─── PROVIDED DATA ───
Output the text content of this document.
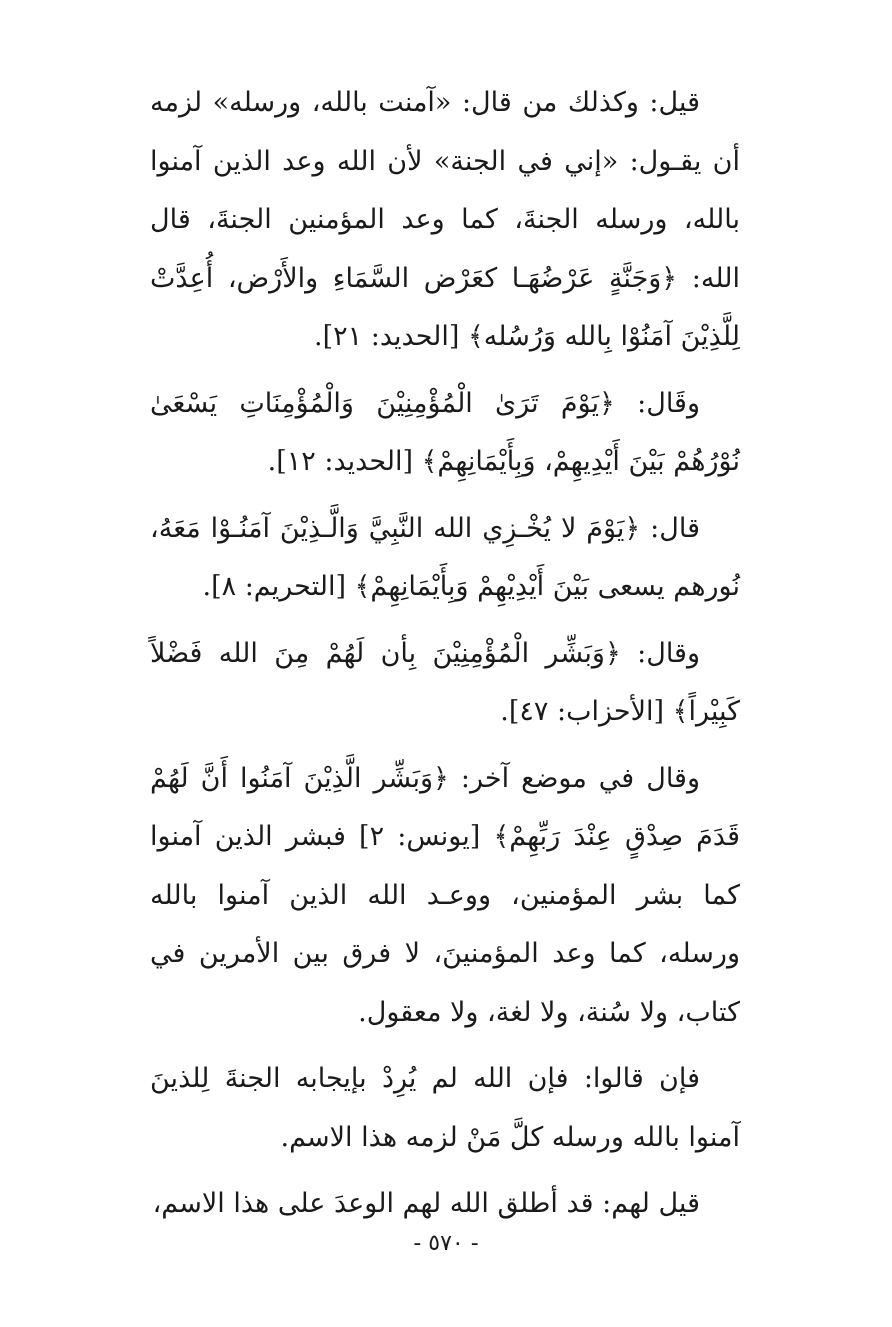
قيل: وكذلك من قال: «آمنت بالله، ورسله» لزمه أن يقـول: «إني في الجنة» لأن الله وعد الذين آمنوا بالله، ورسله الجنةَ، كما وعد المؤمنين الجنةَ، قال الله: ﴿وَجَنَّةٍ عَرْضُهَـا كعَرْض السَّمَاءِ والأَرْض، أُعِدَّتْ لِلَّذِيْنَ آمَنُوْا بِالله وَرُسُله﴾ [الحديد: ٢١].

وقَال: ﴿يَوْمَ تَرَىٰ الْمُؤْمِنِيْنَ وَالْمُؤْمِنَاتِ يَسْعَىٰ نُوْرُهُمْ بَيْنَ أَيْدِيهِمْ، وَبِأَيْمَانِهِمْ﴾ [الحديد: ١٢].

قال: ﴿يَوْمَ لا يُخْـزِي الله النَّبِيَّ وَالَّـذِيْنَ آمَنُـوْا مَعَهُ، نُورهم يسعى بَيْنَ أَيْدِيْهِمْ وَبِأَيْمَانِهِمْ﴾ [التحريم: ٨].

وقال: ﴿وَبَشِّر الْمُؤْمِنِيْنَ بِأن لَهُمْ مِنَ الله فَضْلاً كَبِيْراً﴾ [الأحزاب: ٤٧].

وقال في موضع آخر: ﴿وَبَشِّر الَّذِيْنَ آمَنُوا أَنَّ لَهُمْ قَدَمَ صِدْقٍ عِنْدَ رَبِّهِمْ﴾ [يونس: ٢] فبشر الذين آمنوا كما بشر المؤمنين، ووعـد الله الذين آمنوا بالله ورسله، كما وعد المؤمنينَ، لا فرق بين الأمرين في كتاب، ولا سُنة، ولا لغة، ولا معقول.

فإن قالوا: فإن الله لم يُرِدْ بإيجابه الجنةَ لِلذينَ آمنوا بالله ورسله كلَّ مَنْ لزمه هذا الاسم.

قيل لهم: قد أطلق الله لهم الوعدَ على هذا الاسم،

- ٥٧٠ -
───
[GOAL OF THE EXERCISE]
Restate the whole listing above exactly, except for its images.

[RESPONSE TO THE EXERCISE]
Output the text content of this document.
قيل: وكذلك من قال: «آمنت بالله، ورسله» لزمه أن يقـول: «إني في الجنة» لأن الله وعد الذين آمنوا بالله، ورسله الجنةَ، كما وعد المؤمنين الجنةَ، قال الله: ﴿وَجَنَّةٍ عَرْضُهَـا كعَرْض السَّمَاءِ والأَرْض، أُعِدَّتْ لِلَّذِيْنَ آمَنُوْا بِالله وَرُسُله﴾ [الحديد: ٢١].

وقَال: ﴿يَوْمَ تَرَىٰ الْمُؤْمِنِيْنَ وَالْمُؤْمِنَاتِ يَسْعَىٰ نُوْرُهُمْ بَيْنَ أَيْدِيهِمْ، وَبِأَيْمَانِهِمْ﴾ [الحديد: ١٢].

قال: ﴿يَوْمَ لا يُخْـزِي الله النَّبِيَّ وَالَّـذِيْنَ آمَنُـوْا مَعَهُ، نُورهم يسعى بَيْنَ أَيْدِيْهِمْ وَبِأَيْمَانِهِمْ﴾ [التحريم: ٨].

وقال: ﴿وَبَشِّر الْمُؤْمِنِيْنَ بِأن لَهُمْ مِنَ الله فَضْلاً كَبِيْراً﴾ [الأحزاب: ٤٧].

وقال في موضع آخر: ﴿وَبَشِّر الَّذِيْنَ آمَنُوا أَنَّ لَهُمْ قَدَمَ صِدْقٍ عِنْدَ رَبِّهِمْ﴾ [يونس: ٢] فبشر الذين آمنوا كما بشر المؤمنين، ووعـد الله الذين آمنوا بالله ورسله، كما وعد المؤمنينَ، لا فرق بين الأمرين في كتاب، ولا سُنة، ولا لغة، ولا معقول.

فإن قالوا: فإن الله لم يُرِدْ بإيجابه الجنةَ لِلذينَ آمنوا بالله ورسله كلَّ مَنْ لزمه هذا الاسم.

قيل لهم: قد أطلق الله لهم الوعدَ على هذا الاسم،

- ٥٧٠ -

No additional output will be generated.